## AIM
Below is a listing; write it out exactly and drop any images from it.

## MATERIAL PROVIDED

##########

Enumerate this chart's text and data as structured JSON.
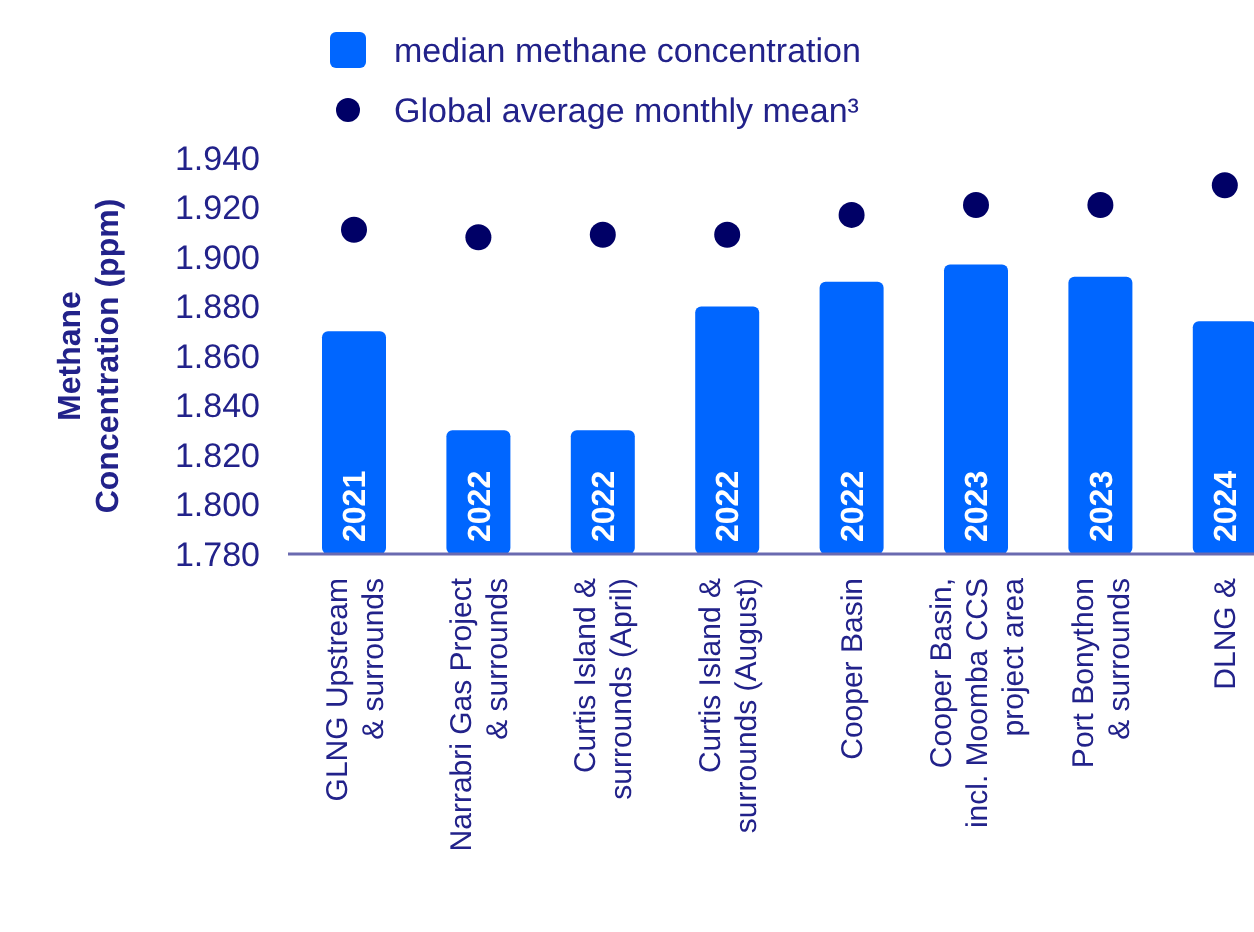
{
  "chart_data": {
    "type": "bar",
    "ylabel": "Methane\nConcentration (ppm)",
    "categories": [
      "GLNG Upstream\n& surrounds",
      "Narrabri Gas Project\n& surrounds",
      "Curtis Island &\nsurrounds (April)",
      "Curtis Island &\nsurrounds (August)",
      "Cooper Basin",
      "Cooper Basin,\nincl. Moomba CCS\nproject area",
      "Port Bonython\n& surrounds",
      "DLNG &"
    ],
    "series": [
      {
        "name": "median methane concentration",
        "color": "#0066ff",
        "values": [
          1.87,
          1.83,
          1.83,
          1.88,
          1.89,
          1.897,
          1.892,
          1.874
        ]
      },
      {
        "name": "Global average monthly mean³",
        "type": "scatter",
        "color": "#000066",
        "marker": "circle",
        "values": [
          1.911,
          1.908,
          1.909,
          1.909,
          1.917,
          1.921,
          1.921,
          1.929
        ]
      }
    ],
    "ylim": [
      1.78,
      1.94
    ],
    "yticks": [
      {
        "value": 1.78,
        "label": "1.780"
      },
      {
        "value": 1.8,
        "label": "1.800"
      },
      {
        "value": 1.82,
        "label": "1.820"
      },
      {
        "value": 1.84,
        "label": "1.840"
      },
      {
        "value": 1.86,
        "label": "1.860"
      },
      {
        "value": 1.88,
        "label": "1.880"
      },
      {
        "value": 1.9,
        "label": "1.900"
      },
      {
        "value": 1.92,
        "label": "1.920"
      },
      {
        "value": 1.94,
        "label": "1.940"
      }
    ],
    "annotations": [
      {
        "text": "2021",
        "x": "GLNG Upstream\n& surrounds",
        "y": 1.78
      },
      {
        "text": "2022",
        "x": "Narrabri Gas Project\n& surrounds",
        "y": 1.78
      },
      {
        "text": "2022",
        "x": "Curtis Island &\nsurrounds (April)",
        "y": 1.78
      },
      {
        "text": "2022",
        "x": "Curtis Island &\nsurrounds (August)",
        "y": 1.78
      },
      {
        "text": "2022",
        "x": "Cooper Basin",
        "y": 1.78
      },
      {
        "text": "2023",
        "x": "Cooper Basin,\nincl. Moomba CCS\nproject area",
        "y": 1.78
      },
      {
        "text": "2023",
        "x": "Port Bonython\n& surrounds",
        "y": 1.78
      },
      {
        "text": "2024",
        "x": "DLNG &",
        "y": 1.78
      }
    ],
    "grid": false,
    "legend": "top"
  }
}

##########

## REPLY
Enumerate this chart's text and data as structured JSON.
{
  "chart_data": {
    "type": "bar",
    "ylabel": "Methane\nConcentration (ppm)",
    "categories": [
      "GLNG Upstream\n& surrounds",
      "Narrabri Gas Project\n& surrounds",
      "Curtis Island &\nsurrounds (April)",
      "Curtis Island &\nsurrounds (August)",
      "Cooper Basin",
      "Cooper Basin,\nincl. Moomba CCS\nproject area",
      "Port Bonython\n& surrounds",
      "DLNG &"
    ],
    "series": [
      {
        "name": "median methane concentration",
        "color": "#0066ff",
        "values": [
          1.87,
          1.83,
          1.83,
          1.88,
          1.89,
          1.897,
          1.892,
          1.874
        ]
      },
      {
        "name": "Global average monthly mean³",
        "type": "scatter",
        "color": "#000066",
        "marker": "circle",
        "values": [
          1.911,
          1.908,
          1.909,
          1.909,
          1.917,
          1.921,
          1.921,
          1.929
        ]
      }
    ],
    "ylim": [
      1.78,
      1.94
    ],
    "yticks": [
      {
        "value": 1.78,
        "label": "1.780"
      },
      {
        "value": 1.8,
        "label": "1.800"
      },
      {
        "value": 1.82,
        "label": "1.820"
      },
      {
        "value": 1.84,
        "label": "1.840"
      },
      {
        "value": 1.86,
        "label": "1.860"
      },
      {
        "value": 1.88,
        "label": "1.880"
      },
      {
        "value": 1.9,
        "label": "1.900"
      },
      {
        "value": 1.92,
        "label": "1.920"
      },
      {
        "value": 1.94,
        "label": "1.940"
      }
    ],
    "annotations": [
      {
        "text": "2021",
        "x": "GLNG Upstream\n& surrounds",
        "y": 1.78
      },
      {
        "text": "2022",
        "x": "Narrabri Gas Project\n& surrounds",
        "y": 1.78
      },
      {
        "text": "2022",
        "x": "Curtis Island &\nsurrounds (April)",
        "y": 1.78
      },
      {
        "text": "2022",
        "x": "Curtis Island &\nsurrounds (August)",
        "y": 1.78
      },
      {
        "text": "2022",
        "x": "Cooper Basin",
        "y": 1.78
      },
      {
        "text": "2023",
        "x": "Cooper Basin,\nincl. Moomba CCS\nproject area",
        "y": 1.78
      },
      {
        "text": "2023",
        "x": "Port Bonython\n& surrounds",
        "y": 1.78
      },
      {
        "text": "2024",
        "x": "DLNG &",
        "y": 1.78
      }
    ],
    "grid": false,
    "legend": "top"
  }
}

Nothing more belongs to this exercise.